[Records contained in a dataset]
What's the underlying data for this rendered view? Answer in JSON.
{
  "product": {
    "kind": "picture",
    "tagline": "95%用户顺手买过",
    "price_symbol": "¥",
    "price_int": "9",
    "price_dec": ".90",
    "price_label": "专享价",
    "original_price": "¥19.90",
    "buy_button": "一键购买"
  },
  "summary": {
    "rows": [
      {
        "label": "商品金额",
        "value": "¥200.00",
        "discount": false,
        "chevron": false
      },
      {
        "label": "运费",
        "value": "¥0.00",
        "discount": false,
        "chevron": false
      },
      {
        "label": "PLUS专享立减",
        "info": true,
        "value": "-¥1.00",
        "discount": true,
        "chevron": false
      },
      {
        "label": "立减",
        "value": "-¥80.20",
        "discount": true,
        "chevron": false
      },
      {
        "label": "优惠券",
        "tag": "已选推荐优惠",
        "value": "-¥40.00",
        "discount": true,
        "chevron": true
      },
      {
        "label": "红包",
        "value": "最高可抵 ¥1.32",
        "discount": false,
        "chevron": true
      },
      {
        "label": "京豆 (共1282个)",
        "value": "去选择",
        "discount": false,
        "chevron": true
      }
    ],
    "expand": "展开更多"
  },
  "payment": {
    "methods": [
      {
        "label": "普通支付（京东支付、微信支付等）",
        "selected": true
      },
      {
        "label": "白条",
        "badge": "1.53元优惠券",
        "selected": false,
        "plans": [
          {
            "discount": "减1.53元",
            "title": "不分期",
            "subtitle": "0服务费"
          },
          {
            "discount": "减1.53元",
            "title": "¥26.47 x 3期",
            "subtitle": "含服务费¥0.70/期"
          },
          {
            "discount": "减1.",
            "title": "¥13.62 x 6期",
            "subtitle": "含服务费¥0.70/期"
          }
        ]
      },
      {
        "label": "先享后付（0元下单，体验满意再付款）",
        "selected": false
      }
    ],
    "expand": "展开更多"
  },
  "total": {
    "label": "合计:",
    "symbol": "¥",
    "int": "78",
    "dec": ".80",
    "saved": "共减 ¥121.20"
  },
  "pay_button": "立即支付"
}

# Written task:
Extract, word for word, each line of the listing above.

# Exercise answer:
What's the underlying data for this rendered view? Answer in JSON.
{
  "product": {
    "kind": "picture",
    "tagline": "95%用户顺手买过",
    "price_symbol": "¥",
    "price_int": "9",
    "price_dec": ".90",
    "price_label": "专享价",
    "original_price": "¥19.90",
    "buy_button": "一键购买"
  },
  "summary": {
    "rows": [
      {
        "label": "商品金额",
        "value": "¥200.00",
        "discount": false,
        "chevron": false
      },
      {
        "label": "运费",
        "value": "¥0.00",
        "discount": false,
        "chevron": false
      },
      {
        "label": "PLUS专享立减",
        "info": true,
        "value": "-¥1.00",
        "discount": true,
        "chevron": false
      },
      {
        "label": "立减",
        "value": "-¥80.20",
        "discount": true,
        "chevron": false
      },
      {
        "label": "优惠券",
        "tag": "已选推荐优惠",
        "value": "-¥40.00",
        "discount": true,
        "chevron": true
      },
      {
        "label": "红包",
        "value": "最高可抵 ¥1.32",
        "discount": false,
        "chevron": true
      },
      {
        "label": "京豆 (共1282个)",
        "value": "去选择",
        "discount": false,
        "chevron": true
      }
    ],
    "expand": "展开更多"
  },
  "payment": {
    "methods": [
      {
        "label": "普通支付（京东支付、微信支付等）",
        "selected": true
      },
      {
        "label": "白条",
        "badge": "1.53元优惠券",
        "selected": false,
        "plans": [
          {
            "discount": "减1.53元",
            "title": "不分期",
            "subtitle": "0服务费"
          },
          {
            "discount": "减1.53元",
            "title": "¥26.47 x 3期",
            "subtitle": "含服务费¥0.70/期"
          },
          {
            "discount": "减1.",
            "title": "¥13.62 x 6期",
            "subtitle": "含服务费¥0.70/期"
          }
        ]
      },
      {
        "label": "先享后付（0元下单，体验满意再付款）",
        "selected": false
      }
    ],
    "expand": "展开更多"
  },
  "total": {
    "label": "合计:",
    "symbol": "¥",
    "int": "78",
    "dec": ".80",
    "saved": "共减 ¥121.20"
  },
  "pay_button": "立即支付"
}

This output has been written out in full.